- Data supplied -
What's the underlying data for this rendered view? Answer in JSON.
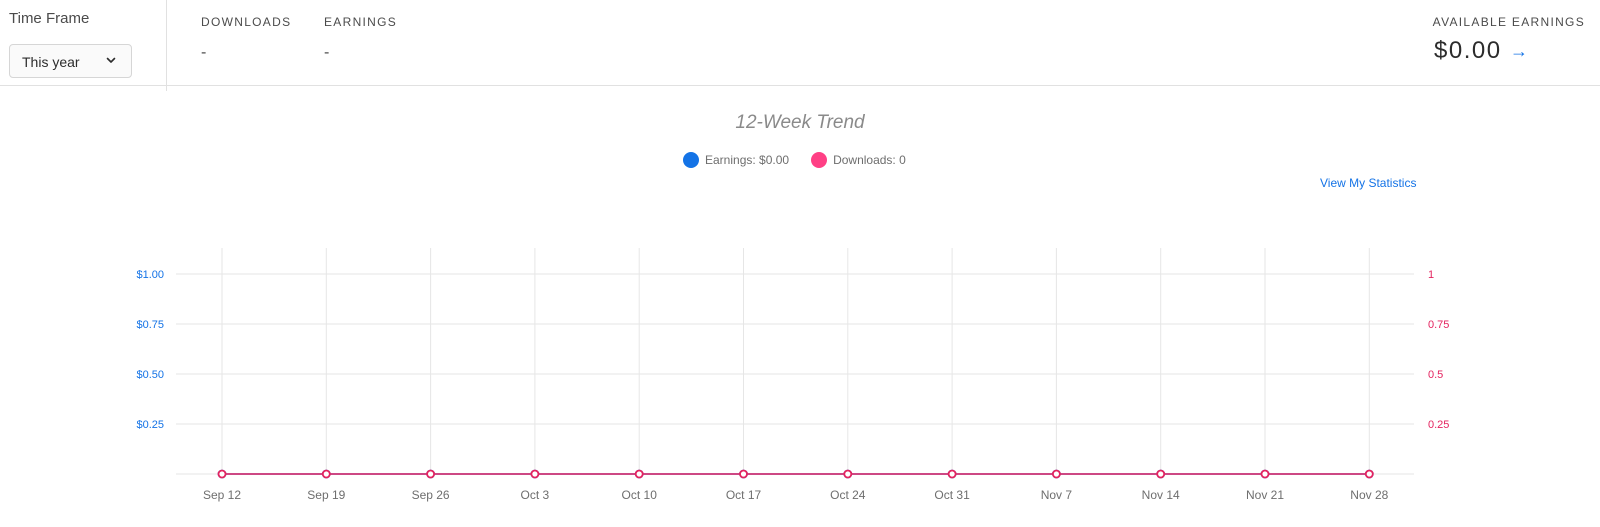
{
  "time_frame": {
    "label": "Time Frame",
    "selected": "This year"
  },
  "stats": {
    "downloads_label": "DOWNLOADS",
    "downloads_value": "-",
    "earnings_label": "EARNINGS",
    "earnings_value": "-",
    "available_label": "AVAILABLE EARNINGS",
    "available_value": "$0.00",
    "available_arrow": "→"
  },
  "colors": {
    "earnings": "#1473e6",
    "downloads": "#e4235f"
  },
  "view_statistics": "View My Statistics",
  "chart_data": {
    "type": "line",
    "title": "12-Week Trend",
    "legend": [
      "Earnings: $0.00",
      "Downloads: 0"
    ],
    "legend_placement": "top-center",
    "grid": true,
    "x": [
      "Sep 12",
      "Sep 19",
      "Sep 26",
      "Oct 3",
      "Oct 10",
      "Oct 17",
      "Oct 24",
      "Oct 31",
      "Nov 7",
      "Nov 14",
      "Nov 21",
      "Nov 28"
    ],
    "y_left": {
      "ticks": [
        "$1.00",
        "$0.75",
        "$0.50",
        "$0.25"
      ],
      "tick_values": [
        1,
        0.75,
        0.5,
        0.25
      ],
      "ylim": [
        0,
        1
      ]
    },
    "y_right": {
      "ticks": [
        "1",
        "0.75",
        "0.5",
        "0.25"
      ],
      "tick_values": [
        1,
        0.75,
        0.5,
        0.25
      ],
      "ylim": [
        0,
        1
      ]
    },
    "series": [
      {
        "name": "Earnings",
        "axis": "left",
        "values": [
          0,
          0,
          0,
          0,
          0,
          0,
          0,
          0,
          0,
          0,
          0,
          0
        ]
      },
      {
        "name": "Downloads",
        "axis": "right",
        "values": [
          0,
          0,
          0,
          0,
          0,
          0,
          0,
          0,
          0,
          0,
          0,
          0
        ]
      }
    ]
  }
}
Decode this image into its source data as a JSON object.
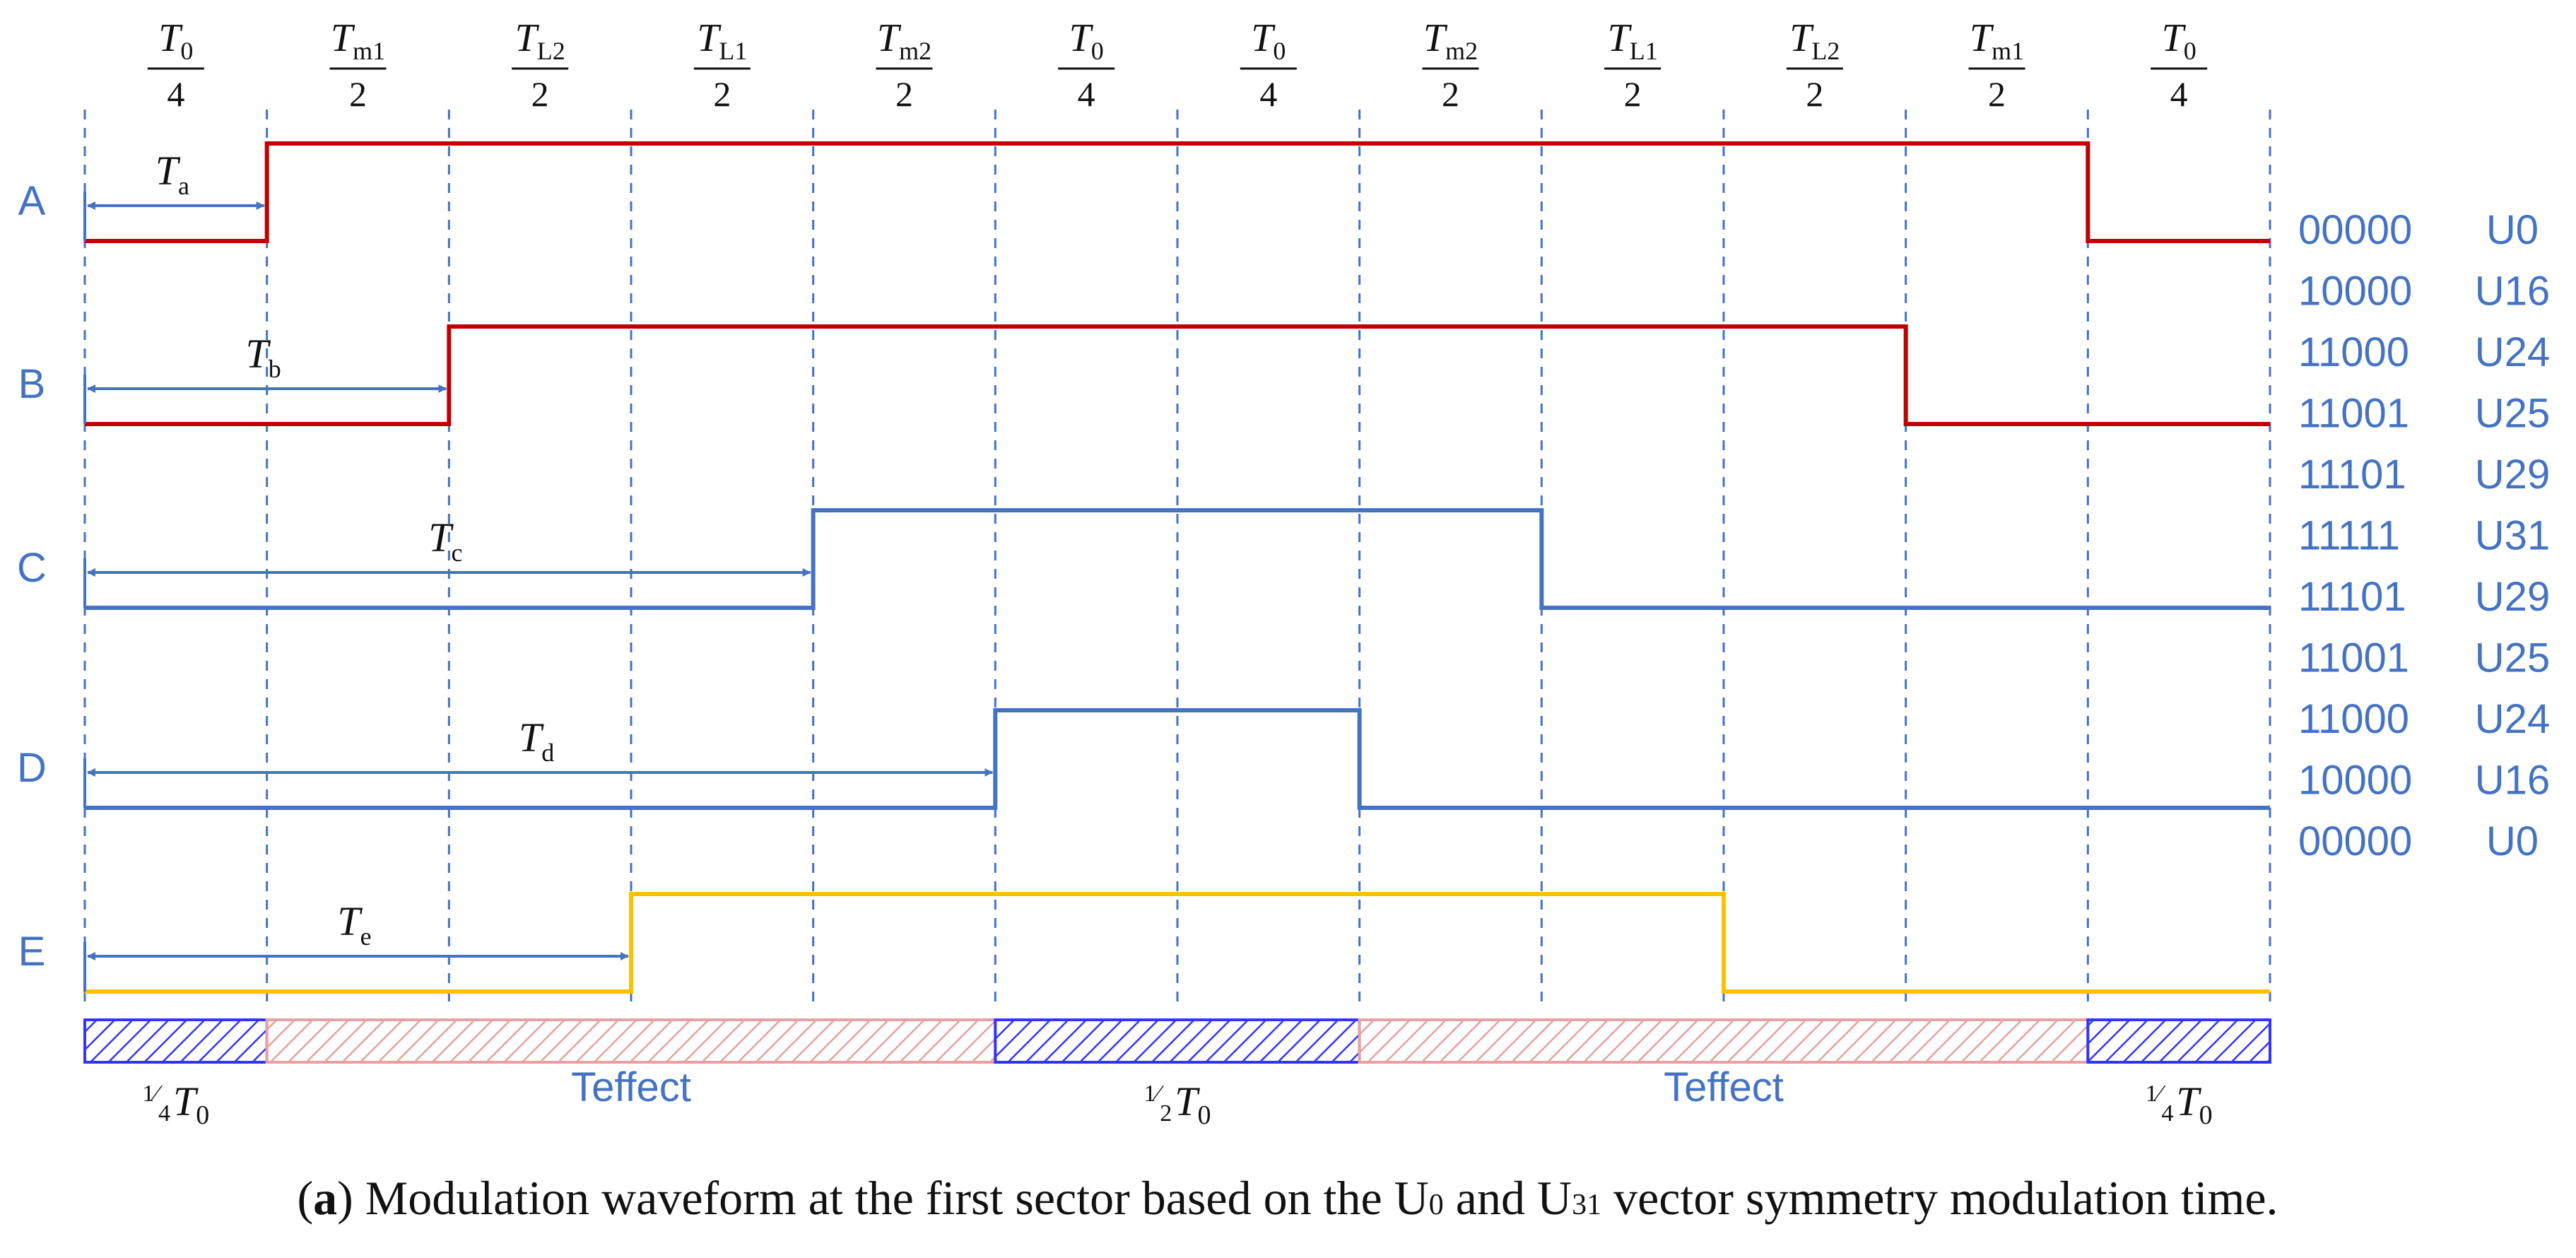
{
  "columns": [
    {
      "num": "T",
      "sub": "0",
      "den": "4"
    },
    {
      "num": "T",
      "sub": "m1",
      "den": "2"
    },
    {
      "num": "T",
      "sub": "L2",
      "den": "2"
    },
    {
      "num": "T",
      "sub": "L1",
      "den": "2"
    },
    {
      "num": "T",
      "sub": "m2",
      "den": "2"
    },
    {
      "num": "T",
      "sub": "0",
      "den": "4"
    },
    {
      "num": "T",
      "sub": "0",
      "den": "4"
    },
    {
      "num": "T",
      "sub": "m2",
      "den": "2"
    },
    {
      "num": "T",
      "sub": "L1",
      "den": "2"
    },
    {
      "num": "T",
      "sub": "L2",
      "den": "2"
    },
    {
      "num": "T",
      "sub": "m1",
      "den": "2"
    },
    {
      "num": "T",
      "sub": "0",
      "den": "4"
    }
  ],
  "phases": [
    {
      "label": "A",
      "color": "#c00000",
      "delay": {
        "main": "T",
        "sub": "a"
      },
      "on_boundary": 1,
      "off_boundary": 11
    },
    {
      "label": "B",
      "color": "#c00000",
      "delay": {
        "main": "T",
        "sub": "b"
      },
      "on_boundary": 2,
      "off_boundary": 10
    },
    {
      "label": "C",
      "color": "#4472c4",
      "delay": {
        "main": "T",
        "sub": "c"
      },
      "on_boundary": 4,
      "off_boundary": 8
    },
    {
      "label": "D",
      "color": "#4472c4",
      "delay": {
        "main": "T",
        "sub": "d"
      },
      "on_boundary": 5,
      "off_boundary": 7
    },
    {
      "label": "E",
      "color": "#ffc000",
      "delay": {
        "main": "T",
        "sub": "e"
      },
      "on_boundary": 3,
      "off_boundary": 9
    }
  ],
  "states": [
    {
      "code": "00000",
      "vector": "U0"
    },
    {
      "code": "10000",
      "vector": "U16"
    },
    {
      "code": "11000",
      "vector": "U24"
    },
    {
      "code": "11001",
      "vector": "U25"
    },
    {
      "code": "11101",
      "vector": "U29"
    },
    {
      "code": "11111",
      "vector": "U31"
    },
    {
      "code": "11101",
      "vector": "U29"
    },
    {
      "code": "11001",
      "vector": "U25"
    },
    {
      "code": "11000",
      "vector": "U24"
    },
    {
      "code": "10000",
      "vector": "U16"
    },
    {
      "code": "00000",
      "vector": "U0"
    }
  ],
  "bar": {
    "segments": [
      {
        "type": "zero",
        "from": 0,
        "to": 1,
        "frac": "1/4",
        "main": "T",
        "sub": "0"
      },
      {
        "type": "effect",
        "from": 1,
        "to": 5,
        "text": "Teffect"
      },
      {
        "type": "zero",
        "from": 5,
        "to": 7,
        "frac": "1/2",
        "main": "T",
        "sub": "0"
      },
      {
        "type": "effect",
        "from": 7,
        "to": 11,
        "text": "Teffect"
      },
      {
        "type": "zero",
        "from": 11,
        "to": 12,
        "frac": "1/4",
        "main": "T",
        "sub": "0"
      }
    ],
    "zero_color": "#3333ff",
    "effect_color": "#e8a0a0"
  },
  "label_color": "#4472c4",
  "grid_color": "#4472c4",
  "caption": {
    "open": "(",
    "bold": "a",
    "text1": ") Modulation waveform at the first sector based on the U",
    "sub1": "0",
    "text2": " and U",
    "sub2": "31",
    "text3": " vector symmetry modulation time."
  }
}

- Job -
Write out the whole listing exactly, and drop the pictures.

- Exercise result -
What's the underlying data for this rendered view? Answer in JSON.
{
  "time_frame": {
    "label": "Time Frame",
    "selected": "This year"
  },
  "stats": {
    "downloads_label": "DOWNLOADS",
    "downloads_value": "-",
    "earnings_label": "EARNINGS",
    "earnings_value": "-",
    "available_label": "AVAILABLE EARNINGS",
    "available_value": "$0.00",
    "available_arrow": "→"
  },
  "colors": {
    "earnings": "#1473e6",
    "downloads": "#e4235f"
  },
  "view_statistics": "View My Statistics",
  "chart_data": {
    "type": "line",
    "title": "12-Week Trend",
    "legend": [
      "Earnings: $0.00",
      "Downloads: 0"
    ],
    "legend_placement": "top-center",
    "grid": true,
    "x": [
      "Sep 12",
      "Sep 19",
      "Sep 26",
      "Oct 3",
      "Oct 10",
      "Oct 17",
      "Oct 24",
      "Oct 31",
      "Nov 7",
      "Nov 14",
      "Nov 21",
      "Nov 28"
    ],
    "y_left": {
      "ticks": [
        "$1.00",
        "$0.75",
        "$0.50",
        "$0.25"
      ],
      "tick_values": [
        1,
        0.75,
        0.5,
        0.25
      ],
      "ylim": [
        0,
        1
      ]
    },
    "y_right": {
      "ticks": [
        "1",
        "0.75",
        "0.5",
        "0.25"
      ],
      "tick_values": [
        1,
        0.75,
        0.5,
        0.25
      ],
      "ylim": [
        0,
        1
      ]
    },
    "series": [
      {
        "name": "Earnings",
        "axis": "left",
        "values": [
          0,
          0,
          0,
          0,
          0,
          0,
          0,
          0,
          0,
          0,
          0,
          0
        ]
      },
      {
        "name": "Downloads",
        "axis": "right",
        "values": [
          0,
          0,
          0,
          0,
          0,
          0,
          0,
          0,
          0,
          0,
          0,
          0
        ]
      }
    ]
  }
}
Decode this image into its source data as a JSON object.
{
  "columns": [
    {
      "num": "T",
      "sub": "0",
      "den": "4"
    },
    {
      "num": "T",
      "sub": "m1",
      "den": "2"
    },
    {
      "num": "T",
      "sub": "L2",
      "den": "2"
    },
    {
      "num": "T",
      "sub": "L1",
      "den": "2"
    },
    {
      "num": "T",
      "sub": "m2",
      "den": "2"
    },
    {
      "num": "T",
      "sub": "0",
      "den": "4"
    },
    {
      "num": "T",
      "sub": "0",
      "den": "4"
    },
    {
      "num": "T",
      "sub": "m2",
      "den": "2"
    },
    {
      "num": "T",
      "sub": "L1",
      "den": "2"
    },
    {
      "num": "T",
      "sub": "L2",
      "den": "2"
    },
    {
      "num": "T",
      "sub": "m1",
      "den": "2"
    },
    {
      "num": "T",
      "sub": "0",
      "den": "4"
    }
  ],
  "phases": [
    {
      "label": "A",
      "color": "#c00000",
      "delay": {
        "main": "T",
        "sub": "a"
      },
      "on_boundary": 1,
      "off_boundary": 11
    },
    {
      "label": "B",
      "color": "#c00000",
      "delay": {
        "main": "T",
        "sub": "b"
      },
      "on_boundary": 2,
      "off_boundary": 10
    },
    {
      "label": "C",
      "color": "#4472c4",
      "delay": {
        "main": "T",
        "sub": "c"
      },
      "on_boundary": 4,
      "off_boundary": 8
    },
    {
      "label": "D",
      "color": "#4472c4",
      "delay": {
        "main": "T",
        "sub": "d"
      },
      "on_boundary": 5,
      "off_boundary": 7
    },
    {
      "label": "E",
      "color": "#ffc000",
      "delay": {
        "main": "T",
        "sub": "e"
      },
      "on_boundary": 3,
      "off_boundary": 9
    }
  ],
  "states": [
    {
      "code": "00000",
      "vector": "U0"
    },
    {
      "code": "10000",
      "vector": "U16"
    },
    {
      "code": "11000",
      "vector": "U24"
    },
    {
      "code": "11001",
      "vector": "U25"
    },
    {
      "code": "11101",
      "vector": "U29"
    },
    {
      "code": "11111",
      "vector": "U31"
    },
    {
      "code": "11101",
      "vector": "U29"
    },
    {
      "code": "11001",
      "vector": "U25"
    },
    {
      "code": "11000",
      "vector": "U24"
    },
    {
      "code": "10000",
      "vector": "U16"
    },
    {
      "code": "00000",
      "vector": "U0"
    }
  ],
  "bar": {
    "segments": [
      {
        "type": "zero",
        "from": 0,
        "to": 1,
        "frac": "1/4",
        "main": "T",
        "sub": "0"
      },
      {
        "type": "effect",
        "from": 1,
        "to": 5,
        "text": "Teffect"
      },
      {
        "type": "zero",
        "from": 5,
        "to": 7,
        "frac": "1/2",
        "main": "T",
        "sub": "0"
      },
      {
        "type": "effect",
        "from": 7,
        "to": 11,
        "text": "Teffect"
      },
      {
        "type": "zero",
        "from": 11,
        "to": 12,
        "frac": "1/4",
        "main": "T",
        "sub": "0"
      }
    ],
    "zero_color": "#3333ff",
    "effect_color": "#e8a0a0"
  },
  "label_color": "#4472c4",
  "grid_color": "#4472c4",
  "caption": {
    "open": "(",
    "bold": "a",
    "text1": ") Modulation waveform at the first sector based on the U",
    "sub1": "0",
    "text2": " and U",
    "sub2": "31",
    "text3": " vector symmetry modulation time."
  }
}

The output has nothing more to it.